Text:
The pandemic altered how we do everything from celebrate holidays to vote for president, and highlighted strengths — and weaknesses — in our health care system

This story was written and produced by NJ Spotlight. It is being republished under a special NJ News Commons content-sharing agreement related to COVID-19 coverage. To read more, visit njspotlight.com.

Full story link – HERE.

By Lilo H. Stainton

Like something from science fiction, 2020 was upended by a minute, spike-crowned virus that spread aggressively among people, caused unprecedented disease and death, and altered the way we do everything from celebrate holidays to vote for president.

The novel coronavirus put immense stress on all our public structures, but the impact was particularly profound for health care systems nationwide and in New Jersey, which was among the first states to diagnose cases of COVID-19 — the disease caused by the virus — and which remains among those hardest-hit by the pandemic.

Records:
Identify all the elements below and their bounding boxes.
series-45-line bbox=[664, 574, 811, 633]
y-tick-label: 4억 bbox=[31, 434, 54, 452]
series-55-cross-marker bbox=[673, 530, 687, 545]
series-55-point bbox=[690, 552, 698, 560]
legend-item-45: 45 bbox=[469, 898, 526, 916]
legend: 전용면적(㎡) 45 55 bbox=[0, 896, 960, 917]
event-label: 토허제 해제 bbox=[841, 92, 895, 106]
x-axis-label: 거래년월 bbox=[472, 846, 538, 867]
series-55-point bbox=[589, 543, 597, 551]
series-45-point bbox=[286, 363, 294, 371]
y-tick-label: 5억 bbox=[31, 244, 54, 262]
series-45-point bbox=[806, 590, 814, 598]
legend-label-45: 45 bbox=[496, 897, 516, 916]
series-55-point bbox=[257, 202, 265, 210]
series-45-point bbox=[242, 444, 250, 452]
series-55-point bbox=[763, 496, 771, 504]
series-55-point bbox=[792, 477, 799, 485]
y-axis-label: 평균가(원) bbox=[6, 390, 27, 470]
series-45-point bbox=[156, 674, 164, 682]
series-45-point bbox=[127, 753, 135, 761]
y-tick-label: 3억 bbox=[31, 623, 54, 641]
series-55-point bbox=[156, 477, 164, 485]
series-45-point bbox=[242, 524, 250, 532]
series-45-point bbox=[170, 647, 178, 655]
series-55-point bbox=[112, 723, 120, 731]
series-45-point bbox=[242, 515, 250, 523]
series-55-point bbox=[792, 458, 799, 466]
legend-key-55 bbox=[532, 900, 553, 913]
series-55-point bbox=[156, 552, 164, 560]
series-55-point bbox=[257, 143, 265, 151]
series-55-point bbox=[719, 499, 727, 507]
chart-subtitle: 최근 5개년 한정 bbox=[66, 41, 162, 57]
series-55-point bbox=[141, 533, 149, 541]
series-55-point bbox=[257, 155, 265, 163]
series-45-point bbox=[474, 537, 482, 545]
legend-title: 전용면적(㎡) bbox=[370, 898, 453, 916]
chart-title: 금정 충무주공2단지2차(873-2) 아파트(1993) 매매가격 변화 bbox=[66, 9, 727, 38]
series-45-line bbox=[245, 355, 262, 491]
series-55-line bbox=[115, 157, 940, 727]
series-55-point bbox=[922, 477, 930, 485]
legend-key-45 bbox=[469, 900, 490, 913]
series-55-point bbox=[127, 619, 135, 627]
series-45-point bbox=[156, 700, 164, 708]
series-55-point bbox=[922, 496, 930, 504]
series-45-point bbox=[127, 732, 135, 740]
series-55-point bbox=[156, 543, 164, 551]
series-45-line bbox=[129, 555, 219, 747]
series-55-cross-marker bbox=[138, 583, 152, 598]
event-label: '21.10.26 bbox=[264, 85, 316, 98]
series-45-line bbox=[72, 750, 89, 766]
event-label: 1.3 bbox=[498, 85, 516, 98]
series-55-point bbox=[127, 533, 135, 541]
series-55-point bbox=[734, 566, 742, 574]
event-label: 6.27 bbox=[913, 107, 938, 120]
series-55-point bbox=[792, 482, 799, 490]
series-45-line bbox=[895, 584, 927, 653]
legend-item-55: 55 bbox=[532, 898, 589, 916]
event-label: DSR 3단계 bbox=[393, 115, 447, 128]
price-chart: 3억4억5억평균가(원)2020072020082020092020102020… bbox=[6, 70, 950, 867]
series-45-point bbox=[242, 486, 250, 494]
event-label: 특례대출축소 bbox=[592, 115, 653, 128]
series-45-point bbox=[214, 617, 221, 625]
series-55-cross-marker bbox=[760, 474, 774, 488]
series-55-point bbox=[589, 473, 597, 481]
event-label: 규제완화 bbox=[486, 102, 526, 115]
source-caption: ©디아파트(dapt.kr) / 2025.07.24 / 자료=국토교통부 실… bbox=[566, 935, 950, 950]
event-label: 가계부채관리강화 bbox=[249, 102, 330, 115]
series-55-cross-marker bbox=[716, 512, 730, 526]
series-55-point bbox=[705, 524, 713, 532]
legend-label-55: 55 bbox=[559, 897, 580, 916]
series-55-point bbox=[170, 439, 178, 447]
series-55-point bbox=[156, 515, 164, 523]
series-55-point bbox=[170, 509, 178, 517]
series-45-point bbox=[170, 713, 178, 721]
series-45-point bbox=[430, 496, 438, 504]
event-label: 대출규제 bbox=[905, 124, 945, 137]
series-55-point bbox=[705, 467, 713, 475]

Check your understanding:
(1) In the article on the pandemic, rewrite the passage starting with "This story was" and going on through "more, visit njspotlight.com.", replacing "NJ Spotlight" with "NJ Spotlight News".
(2) Translate this sentence from the article on the pandemic into Spanish: "Like something from science fiction, 2020 was upended by a minute, spike-crowned virus that spread aggressively among people, caused unprecedented disease and death, and altered the way we do everything from celebrate holidays to vote for president."
(3) Pick up the article on the pandemic after its final sentence and keep writing it.
The data is not needed for any of the work here.

Solved problems:
(1)
This story was written and produced by NJ Spotlight News. It is being republished under a special NJ News Commons content-sharing agreement related to COVID-19 coverage. To read more, visit njspotlight.com.

(2) Como algo sacado de la ciencia ficción, 2020 fue trastocado por un virus diminuto y coronado de espículas que se propagó agresivamente entre las personas, causó enfermedad y muerte sin precedentes y alteró la forma en que hacemos todo, desde celebrar las fiestas hasta votar por el presidente.

(3)
Since March 4, when New Jersey announced the first confirmed case of the disease, more than 467,600 state residents have been diagnosed, including nearly 18,800 who have died as a result. Overall, almost 46,500 people have been hospitalized for COVID-19, which takes an outsize toll on Black and brown communities, and many struggled for months to fully recover.

By the time the coronavirus emerged here, Gov. Phil Murphy had formed a task force that had been meeting for weeks under the leadership of state health commissioner Judy Persichilli, dubbed by Murphy “the woman who needs no introduction” in what would eventually become  daily media briefings. Murphy signed an executive order formally declaring a public health emergency on March 9 and ten days later began what would be a near-total shutdown of the state’s businesses, schools and civic spaces. Only services deemed essential were permitted to remain open, under new restrictions. That executive order has been extended every month since.

Why race and racism mattered

The impact of the coronavirus on communities of color was evident by early April, as soon as state officials began sharing demographic details of cases, but how this was connected to social determinants of health became more apparent over time. Studies have shown that decades of racist public policy and economic trends had put Black and brown families, here and across the country, at greater risk for infection, hospitalization and death than their white counterparts. These groups are more likely to live in crowded, multigenerational households that allow for easy spread of the virus; in communities that lack options for health and wellness, and experience underlying conditions like asthma and diabetes at higher rates.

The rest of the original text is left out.